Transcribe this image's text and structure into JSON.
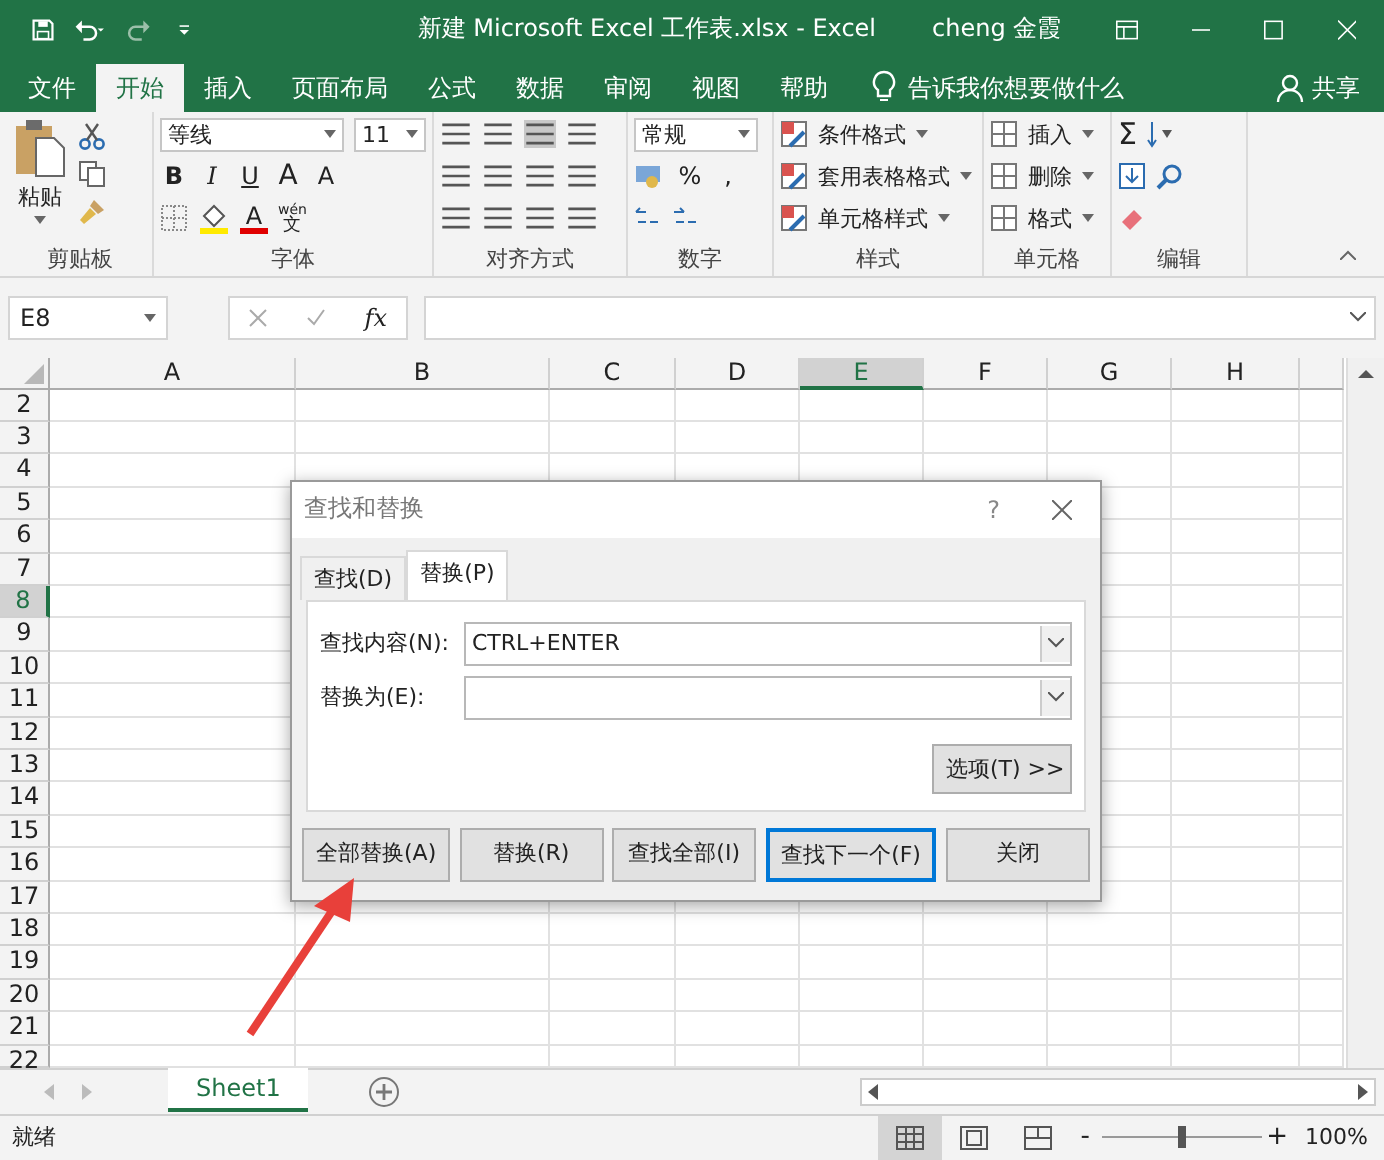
{
  "title_bar": {
    "title": "新建 Microsoft Excel 工作表.xlsx  -  Excel",
    "user": "cheng 金霞"
  },
  "ribbon_tabs": [
    {
      "label": "文件",
      "selected": false
    },
    {
      "label": "开始",
      "selected": true
    },
    {
      "label": "插入",
      "selected": false
    },
    {
      "label": "页面布局",
      "selected": false
    },
    {
      "label": "公式",
      "selected": false
    },
    {
      "label": "数据",
      "selected": false
    },
    {
      "label": "审阅",
      "selected": false
    },
    {
      "label": "视图",
      "selected": false
    },
    {
      "label": "帮助",
      "selected": false
    }
  ],
  "tell_me": "告诉我你想要做什么",
  "share": "共享",
  "clipboard": {
    "paste": "粘贴",
    "label": "剪贴板"
  },
  "font": {
    "name": "等线",
    "size": "11",
    "bold": "B",
    "italic": "I",
    "underline": "U",
    "grow": "A",
    "shrink": "A",
    "font_color": "A",
    "ruby": "wén",
    "base": "文",
    "label": "字体"
  },
  "alignment": {
    "label": "对齐方式"
  },
  "number": {
    "format": "常规",
    "percent": "%",
    "comma": ",",
    "label": "数字"
  },
  "styles": {
    "items": [
      "条件格式",
      "套用表格格式",
      "单元格样式"
    ],
    "label": "样式"
  },
  "cells": {
    "items": [
      "插入",
      "删除",
      "格式"
    ],
    "label": "单元格"
  },
  "editing": {
    "sum": "Σ",
    "label": "编辑"
  },
  "formula_bar": {
    "name_box": "E8",
    "fx": "fx"
  },
  "columns": [
    {
      "label": "A",
      "selected": false
    },
    {
      "label": "B",
      "selected": false
    },
    {
      "label": "C",
      "selected": false
    },
    {
      "label": "D",
      "selected": false
    },
    {
      "label": "E",
      "selected": true
    },
    {
      "label": "F",
      "selected": false
    },
    {
      "label": "G",
      "selected": false
    },
    {
      "label": "H",
      "selected": false
    }
  ],
  "rows": [
    {
      "label": "2",
      "selected": false
    },
    {
      "label": "3",
      "selected": false
    },
    {
      "label": "4",
      "selected": false
    },
    {
      "label": "5",
      "selected": false
    },
    {
      "label": "6",
      "selected": false
    },
    {
      "label": "7",
      "selected": false
    },
    {
      "label": "8",
      "selected": true
    },
    {
      "label": "9",
      "selected": false
    },
    {
      "label": "10",
      "selected": false
    },
    {
      "label": "11",
      "selected": false
    },
    {
      "label": "12",
      "selected": false
    },
    {
      "label": "13",
      "selected": false
    },
    {
      "label": "14",
      "selected": false
    },
    {
      "label": "15",
      "selected": false
    },
    {
      "label": "16",
      "selected": false
    },
    {
      "label": "17",
      "selected": false
    },
    {
      "label": "18",
      "selected": false
    },
    {
      "label": "19",
      "selected": false
    },
    {
      "label": "20",
      "selected": false
    },
    {
      "label": "21",
      "selected": false
    },
    {
      "label": "22",
      "selected": false
    }
  ],
  "dialog": {
    "title": "查找和替换",
    "help": "?",
    "tabs": [
      {
        "label": "查找(D)",
        "selected": false
      },
      {
        "label": "替换(P)",
        "selected": true
      }
    ],
    "fields": [
      {
        "label": "查找内容(N):",
        "value": "CTRL+ENTER"
      },
      {
        "label": "替换为(E):"
      }
    ],
    "options": "选项(T) >>",
    "buttons": [
      {
        "label": "全部替换(A)",
        "focused": false
      },
      {
        "label": "替换(R)",
        "focused": false
      },
      {
        "label": "查找全部(I)",
        "focused": false
      },
      {
        "label": "查找下一个(F)",
        "focused": true
      },
      {
        "label": "关闭",
        "focused": false
      }
    ]
  },
  "sheet_tabs": [
    {
      "label": "Sheet1",
      "selected": true
    }
  ],
  "status_bar": {
    "status": "就绪",
    "views": [
      {
        "kind": "normal",
        "selected": true
      },
      {
        "kind": "page_layout",
        "selected": false
      },
      {
        "kind": "page_break",
        "selected": false
      }
    ],
    "zoom_out": "-",
    "zoom_in": "+",
    "zoom": "100%",
    "zoom_slider": {
      "level": 0.5
    }
  }
}
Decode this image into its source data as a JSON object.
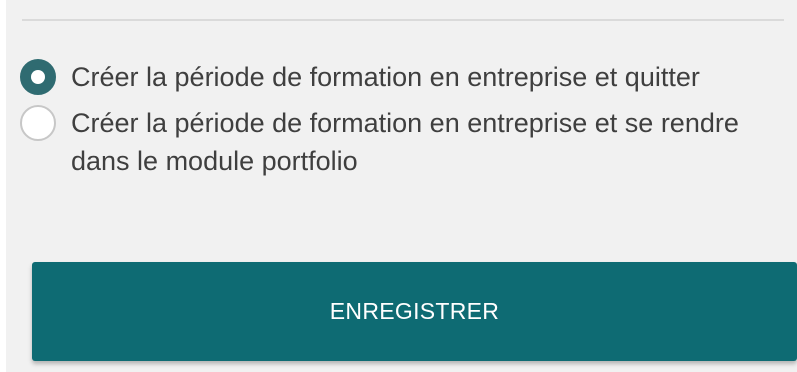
{
  "colors": {
    "accent": "#0e6b73",
    "radio_checked": "#2f6b71",
    "panel_background": "#f1f1f1",
    "text": "#3f3f3f"
  },
  "options": [
    {
      "label": "Créer la période de formation en entreprise et quitter",
      "checked": true
    },
    {
      "label": "Créer la période de formation en entreprise et se rendre dans le module portfolio",
      "checked": false
    }
  ],
  "save_button": {
    "label": "ENREGISTRER"
  }
}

== == ==

=== What to do ===
Drop the images and quote the entries word for word.

=== Output of the exercise ===
Transcribe this image's text and structure into JSON.
{
  "title_bar": {
    "title": "新建 Microsoft Excel 工作表.xlsx  -  Excel",
    "user": "cheng 金霞"
  },
  "ribbon_tabs": [
    {
      "label": "文件",
      "selected": false
    },
    {
      "label": "开始",
      "selected": true
    },
    {
      "label": "插入",
      "selected": false
    },
    {
      "label": "页面布局",
      "selected": false
    },
    {
      "label": "公式",
      "selected": false
    },
    {
      "label": "数据",
      "selected": false
    },
    {
      "label": "审阅",
      "selected": false
    },
    {
      "label": "视图",
      "selected": false
    },
    {
      "label": "帮助",
      "selected": false
    }
  ],
  "tell_me": "告诉我你想要做什么",
  "share": "共享",
  "clipboard": {
    "paste": "粘贴",
    "label": "剪贴板"
  },
  "font": {
    "name": "等线",
    "size": "11",
    "bold": "B",
    "italic": "I",
    "underline": "U",
    "grow": "A",
    "shrink": "A",
    "font_color": "A",
    "ruby": "wén",
    "base": "文",
    "label": "字体"
  },
  "alignment": {
    "label": "对齐方式"
  },
  "number": {
    "format": "常规",
    "percent": "%",
    "comma": ",",
    "label": "数字"
  },
  "styles": {
    "items": [
      "条件格式",
      "套用表格格式",
      "单元格样式"
    ],
    "label": "样式"
  },
  "cells": {
    "items": [
      "插入",
      "删除",
      "格式"
    ],
    "label": "单元格"
  },
  "editing": {
    "sum": "Σ",
    "label": "编辑"
  },
  "formula_bar": {
    "name_box": "E8",
    "fx": "fx"
  },
  "columns": [
    {
      "label": "A",
      "selected": false
    },
    {
      "label": "B",
      "selected": false
    },
    {
      "label": "C",
      "selected": false
    },
    {
      "label": "D",
      "selected": false
    },
    {
      "label": "E",
      "selected": true
    },
    {
      "label": "F",
      "selected": false
    },
    {
      "label": "G",
      "selected": false
    },
    {
      "label": "H",
      "selected": false
    }
  ],
  "rows": [
    {
      "label": "2",
      "selected": false
    },
    {
      "label": "3",
      "selected": false
    },
    {
      "label": "4",
      "selected": false
    },
    {
      "label": "5",
      "selected": false
    },
    {
      "label": "6",
      "selected": false
    },
    {
      "label": "7",
      "selected": false
    },
    {
      "label": "8",
      "selected": true
    },
    {
      "label": "9",
      "selected": false
    },
    {
      "label": "10",
      "selected": false
    },
    {
      "label": "11",
      "selected": false
    },
    {
      "label": "12",
      "selected": false
    },
    {
      "label": "13",
      "selected": false
    },
    {
      "label": "14",
      "selected": false
    },
    {
      "label": "15",
      "selected": false
    },
    {
      "label": "16",
      "selected": false
    },
    {
      "label": "17",
      "selected": false
    },
    {
      "label": "18",
      "selected": false
    },
    {
      "label": "19",
      "selected": false
    },
    {
      "label": "20",
      "selected": false
    },
    {
      "label": "21",
      "selected": false
    },
    {
      "label": "22",
      "selected": false
    }
  ],
  "dialog": {
    "title": "查找和替换",
    "help": "?",
    "tabs": [
      {
        "label": "查找(D)",
        "selected": false
      },
      {
        "label": "替换(P)",
        "selected": true
      }
    ],
    "fields": [
      {
        "label": "查找内容(N):",
        "value": "CTRL+ENTER"
      },
      {
        "label": "替换为(E):"
      }
    ],
    "options": "选项(T) >>",
    "buttons": [
      {
        "label": "全部替换(A)",
        "focused": false
      },
      {
        "label": "替换(R)",
        "focused": false
      },
      {
        "label": "查找全部(I)",
        "focused": false
      },
      {
        "label": "查找下一个(F)",
        "focused": true
      },
      {
        "label": "关闭",
        "focused": false
      }
    ]
  },
  "sheet_tabs": [
    {
      "label": "Sheet1",
      "selected": true
    }
  ],
  "status_bar": {
    "status": "就绪",
    "views": [
      {
        "kind": "normal",
        "selected": true
      },
      {
        "kind": "page_layout",
        "selected": false
      },
      {
        "kind": "page_break",
        "selected": false
      }
    ],
    "zoom_out": "-",
    "zoom_in": "+",
    "zoom": "100%",
    "zoom_slider": {
      "level": 0.5
    }
  }
}
Decode this image into its source data as a JSON object.
{
  "colors": {
    "accent": "#0e6b73",
    "radio_checked": "#2f6b71",
    "panel_background": "#f1f1f1",
    "text": "#3f3f3f"
  },
  "options": [
    {
      "label": "Créer la période de formation en entreprise et quitter",
      "checked": true
    },
    {
      "label": "Créer la période de formation en entreprise et se rendre dans le module portfolio",
      "checked": false
    }
  ],
  "save_button": {
    "label": "ENREGISTRER"
  }
}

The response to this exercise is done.